> **The task**: Return all of the data exactly, with nothing left out but the pictures.

> **Data rows**:
- - - - -

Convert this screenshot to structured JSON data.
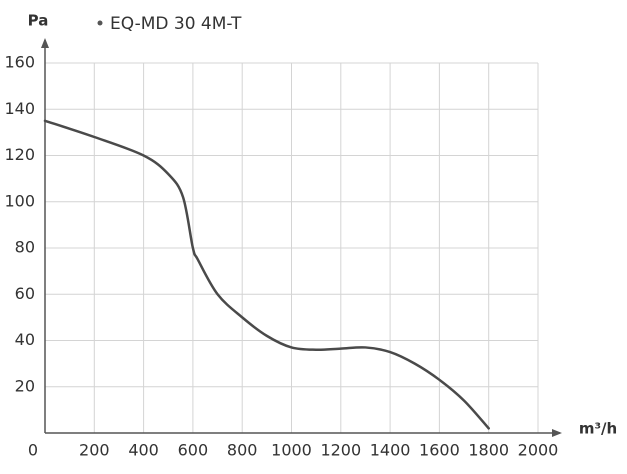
{
  "chart_data": {
    "type": "line",
    "x_label": "m³/h",
    "y_label": "Pa",
    "x": [
      0,
      200,
      400,
      500,
      560,
      600,
      620,
      700,
      800,
      900,
      1000,
      1100,
      1200,
      1300,
      1400,
      1500,
      1600,
      1700,
      1800
    ],
    "series": [
      {
        "name": "EQ-MD 30 4M-T",
        "color": "#4a4a4a",
        "values": [
          135,
          128,
          120,
          112,
          102,
          80,
          75,
          60,
          50,
          42,
          37,
          36,
          36.5,
          37,
          35,
          30,
          23,
          14,
          2
        ]
      }
    ],
    "xlim": [
      0,
      2000
    ],
    "xticks": [
      0,
      200,
      400,
      600,
      800,
      1000,
      1200,
      1400,
      1600,
      1800,
      2000
    ],
    "ylim": [
      0,
      160
    ],
    "yticks": [
      20,
      40,
      60,
      80,
      100,
      120,
      140,
      160
    ],
    "grid": true
  }
}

- - - - -

> **Solution**:
Convert this screenshot to structured JSON data.
{
  "chart_data": {
    "type": "line",
    "x_label": "m³/h",
    "y_label": "Pa",
    "x": [
      0,
      200,
      400,
      500,
      560,
      600,
      620,
      700,
      800,
      900,
      1000,
      1100,
      1200,
      1300,
      1400,
      1500,
      1600,
      1700,
      1800
    ],
    "series": [
      {
        "name": "EQ-MD 30 4M-T",
        "color": "#4a4a4a",
        "values": [
          135,
          128,
          120,
          112,
          102,
          80,
          75,
          60,
          50,
          42,
          37,
          36,
          36.5,
          37,
          35,
          30,
          23,
          14,
          2
        ]
      }
    ],
    "xlim": [
      0,
      2000
    ],
    "xticks": [
      0,
      200,
      400,
      600,
      800,
      1000,
      1200,
      1400,
      1600,
      1800,
      2000
    ],
    "ylim": [
      0,
      160
    ],
    "yticks": [
      20,
      40,
      60,
      80,
      100,
      120,
      140,
      160
    ],
    "grid": true
  }
}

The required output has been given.